課題 1: 選択テキストのうち、「第一章では、しをん先生はピカチュウぬいぐるみ(略してピカぬい)」から「と、こんなふうに書くと、私までなんか変なヤツだと思われるかもしれません。」までの部分を、両端を含めてそのまま書き写しなさい。

++++ 選択テキスト ++++

はいっ! 発売されたてほやほやの、しをん先生最新エッセイでございます。
いつものように、なんてことない日常のお話ばかりなのですが、
もういちいち面白い。
ネタなんてものはどこかに落ちているものではない。
自分自身のなかにあるのだ!!
それを掘り当てるのがプロってもんさ!
と、謎に偉そうな俺。
私のことはさておき、しをん節の炸裂っぷりを
さっそく見ていかねばなりません。
第一章では、しをん先生はピカチュウぬいぐるみ(略してピカぬい)
を可愛がっているさまがつづられています。
先生によると、ぬいぐるみはしゃべるそうです。
ピカぬいの一人称は「俺」、なかなかのツンな人(人じゃないか)らしい。
可愛い見た目に似合わず、けっこうクール系なのね。
それでもしをん先生を無視せず、
きちんと会話するいいヤツみたいです。
と、こんなふうに書くと、私までなんか変なヤツだと思われるかもしれません。
だが、ぬいぐるみはしゃべるのです。本当に。
心理療法家の河合隼雄先生もそう言っておられました。
「こころの処方箋」というエッセイのなかにも書いてあります。
「一人で楽しく生きている人は、心のなかに何らかの
パートナーを持っているはずである。(略)
ぬいぐるみなどに名前をつけて、一緒に住んでいる人もある。(略)
うまくゆくと、ぬいぐるみの方からもいろいろと
面白いことを喋ってくれるはずである」(第37章)
初めて読んだとき、実は私は「…へえ…そうなんだ…」
と、若干引き気味だったことを正直に告白します。
でも、しをん先生が楽しそうにピカぬいと会話している様子を見ると、
ああ、やっぱりしゃべるんだな、というか、
まあ、物理的にはしゃべってないけれど、
本人のこころのなかが、そう見せているというか。
一人で楽しむことのできる才能があるのだなあ。
私は今のところ、ぬいとはしゃべってないです。
そのうち挑戦してみるか。
さて、三章ではしをん先生はロマンス漫画にはまっていると告白。
いわゆるハーレクイン小説を漫画にしたもの。
先生はハーレクイン小説もお好きだそうな。
う~ん、意外というか。
私は、小説のほうは知らないけれど、漫画はちょっと読んだことがあります。
まあその、はっきりいうと、たいして面白くなかった。

++++ 処理対象 ++++

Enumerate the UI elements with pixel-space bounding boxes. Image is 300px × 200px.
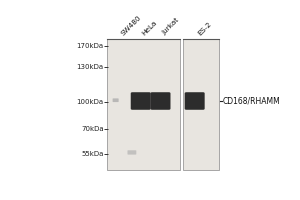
FancyBboxPatch shape: [128, 150, 136, 155]
Text: SW480: SW480: [120, 14, 142, 36]
Text: 100kDa: 100kDa: [76, 99, 104, 105]
FancyBboxPatch shape: [112, 98, 118, 102]
Text: Jurkat: Jurkat: [161, 17, 180, 36]
Bar: [107, 39, 181, 170]
Text: 70kDa: 70kDa: [81, 126, 104, 132]
Text: ES-2: ES-2: [197, 20, 213, 36]
FancyBboxPatch shape: [151, 92, 170, 110]
FancyBboxPatch shape: [185, 92, 205, 110]
Text: CD168/RHAMM: CD168/RHAMM: [222, 97, 280, 106]
Text: 55kDa: 55kDa: [81, 151, 104, 157]
FancyBboxPatch shape: [131, 92, 151, 110]
Text: HeLa: HeLa: [141, 19, 158, 36]
Text: 130kDa: 130kDa: [76, 64, 104, 70]
Text: 170kDa: 170kDa: [76, 43, 104, 49]
Bar: [183, 39, 219, 170]
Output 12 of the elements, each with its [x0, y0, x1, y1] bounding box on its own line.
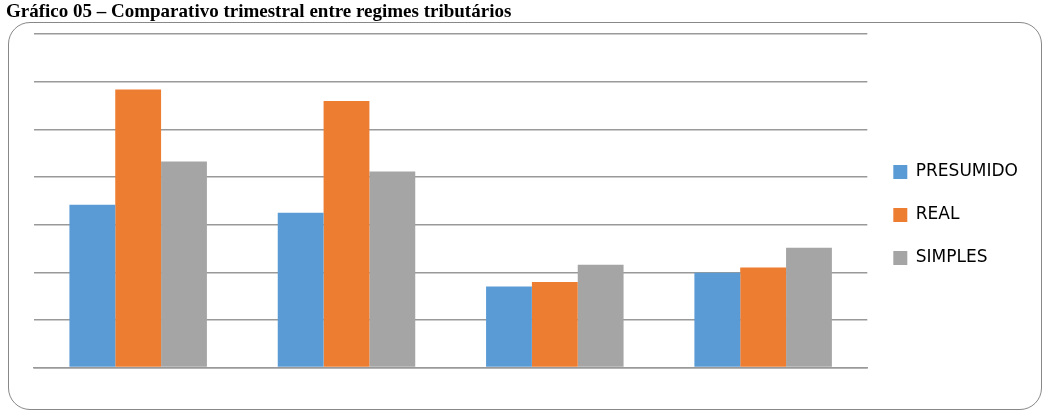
bar: [115, 89, 162, 367]
bar: [694, 272, 741, 367]
bar: [531, 281, 578, 367]
bar: [69, 204, 116, 367]
bar: [486, 286, 532, 367]
bar: [323, 101, 370, 367]
bar: [740, 267, 787, 367]
legend-label: PRESUMIDO: [915, 160, 1019, 181]
chart-title: Gráfico 05 – Comparativo trimestral entre regimes tributários: [6, 0, 512, 22]
legend-label: SIMPLES: [915, 246, 988, 267]
legend-label: REAL: [915, 203, 960, 224]
bar: [277, 212, 324, 367]
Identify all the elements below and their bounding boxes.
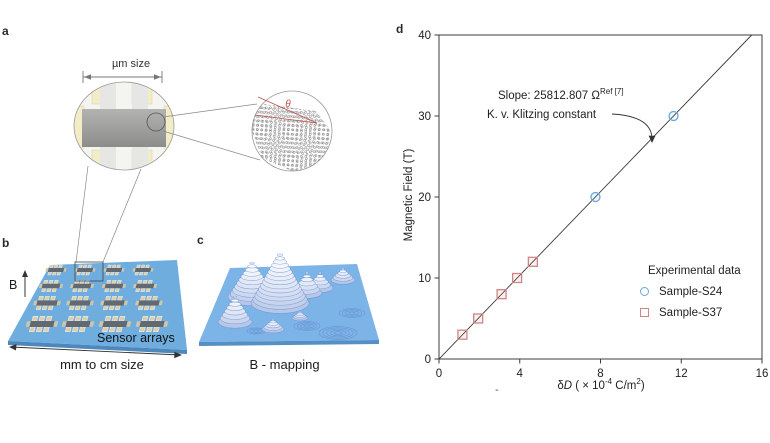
sensor-array-item [74,264,96,276]
x-axis-label: δD ( × 10-4 C/m2) [520,377,682,392]
array-connector-lines [75,165,142,263]
data-point-Sample-S37 [527,256,539,267]
sensor-array-item [100,296,128,310]
data-point-Sample-S37 [473,313,484,324]
b-field-arrow [22,270,28,297]
slope-annotation-line2: K. v. Klitzing constant [487,109,597,121]
fit-line [438,34,753,360]
field-peak [330,267,356,285]
x-axis-delta: δ [557,380,564,392]
y-tick-label: 20 [418,192,431,204]
mm-cm-size-label: mm to cm size [60,357,144,372]
x-axis-unit: C/m [612,380,637,392]
sensor-array-item [45,264,67,276]
circle-marker-icon [640,287,649,296]
magnifier-connector-lines [162,103,261,161]
stray-dash-mark: - [495,384,499,396]
sensor-array-item [33,296,61,310]
field-contour-rings [338,308,366,318]
y-tick-label: 40 [418,30,431,42]
slope-value-text: Slope: 25812.807 Ω [498,90,600,102]
square-marker-icon [640,308,649,317]
y-tick-label: 30 [418,111,431,123]
y-axis-label: Magnetic Field (T) [403,148,415,242]
x-tick-label: 12 [675,368,688,380]
um-dimension-arrow [82,71,163,83]
legend-item-s37: Sample-S37 [640,302,741,323]
um-size-label: µm size [111,58,151,70]
panel-c-b-mapping [199,253,379,346]
field-peak [250,253,310,314]
x-tick-label: 8 [597,368,603,380]
twist-angle-theta-label: θ [285,99,291,110]
x-axis-variable: D [563,380,573,392]
sensor-array-item [135,315,169,333]
data-point-Sample-S37 [511,272,523,284]
mm-cm-dimension-arrow [9,344,182,359]
panel-b-letter: b [2,236,10,250]
annotation-arrow [611,113,656,143]
data-point-Sample-S24 [590,191,601,203]
field-peak [217,295,253,329]
magnetic-field-chart: 0 4 8 12 16 0 10 20 30 40 [418,30,768,380]
x-tick-label: 4 [517,368,524,380]
legend-title: Experimental data [648,265,741,277]
sensor-array-items [25,264,169,333]
sensor-array-item [38,280,64,292]
sensor-array-item [98,315,132,333]
legend-label-s24: Sample-S24 [659,285,723,298]
legend-item-s24: Sample-S24 [640,281,741,302]
data-point-Sample-S37 [496,289,507,300]
sensor-array-item [132,280,158,292]
panel-a-device-schematic: θ [73,71,333,263]
sensor-array-item [66,296,94,310]
zoom-source-circle [146,112,166,132]
chart-legend: Experimental data Sample-S24 Sample-S37 [640,261,741,323]
x-axis-close: ) [640,380,645,392]
legend-label-s37: Sample-S37 [659,306,723,319]
field-peak [291,310,309,322]
b-mapping-caption: B - mapping [249,357,320,372]
slope-annotation-line1: Slope: 25812.807 ΩRef [7] [498,87,624,102]
x-tick-label: 16 [756,368,769,380]
sensor-array-item [25,315,59,333]
panel-b-sensor-array [8,260,187,359]
highlighted-sensor-outline [74,261,104,282]
panel-d-letter: d [396,22,404,36]
sensor-array-item [132,264,154,276]
panel-a-letter: a [2,24,9,38]
field-map-peaks [217,253,366,340]
b-field-label: B [9,278,18,292]
sensor-arrays-label: Sensor arrays [97,331,175,345]
data-point-Sample-S24 [668,110,679,122]
sensor-array-item [61,315,95,333]
data-point-Sample-S37 [457,329,468,340]
sensor-array-item [103,264,125,276]
field-contour-rings [293,321,321,331]
y-tick-label: 0 [425,354,431,366]
y-tick-label: 10 [418,273,431,285]
hall-bar-device [74,82,174,170]
panel-c-letter: c [197,233,204,247]
x-axis-exponent: -4 [604,377,613,386]
field-peak [261,318,285,334]
field-contour-rings [318,326,358,340]
sensor-array-item [135,296,163,310]
twist-angle-lines [254,96,318,124]
x-tick-label: 0 [436,368,442,380]
sensor-array-item [101,280,127,292]
slope-reference-sup: Ref [7] [599,87,624,96]
x-axis-open: ( × 10 [572,380,605,392]
x-axis-unit-exponent: 2 [636,377,641,386]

++++

課題 2: 処理対象の行について、「FancyBboxPatch shape: [128, 150, 136, 155]」を含む行から「Text: HeLa: HeLa: [141, 19, 158, 36]」を含む行まで(両端を含む)の「FancyBboxPatch」を「RoundedBox」に置き換えなさい。ほかは一切変えず、それらの行だけを示すこと。

解答 1:
第一章では、しをん先生はピカチュウぬいぐるみ(略してピカぬい)
を可愛がっているさまがつづられています。
先生によると、ぬいぐるみはしゃべるそうです。
ピカぬいの一人称は「俺」、なかなかのツンな人(人じゃないか)らしい。
可愛い見た目に似合わず、けっこうクール系なのね。
それでもしをん先生を無視せず、
きちんと会話するいいヤツみたいです。
と、こんなふうに書くと、私までなんか変なヤツだと思われるかもしれません。

解答 2:
RoundedBox shape: [128, 150, 136, 155]
Text: SW480: SW480: [120, 14, 142, 36]
Text: 100kDa: 100kDa: [76, 99, 104, 105]
RoundedBox shape: [112, 98, 118, 102]
Text: Jurkat: Jurkat: [161, 17, 180, 36]
Bar: [107, 39, 181, 170]
Text: 70kDa: 70kDa: [81, 126, 104, 132]
Text: ES-2: ES-2: [197, 20, 213, 36]
RoundedBox shape: [151, 92, 170, 110]
RoundedBox shape: [185, 92, 205, 110]
Text: CD168/RHAMM: CD168/RHAMM: [222, 97, 280, 106]
Text: 55kDa: 55kDa: [81, 151, 104, 157]
RoundedBox shape: [131, 92, 151, 110]
Text: HeLa: HeLa: [141, 19, 158, 36]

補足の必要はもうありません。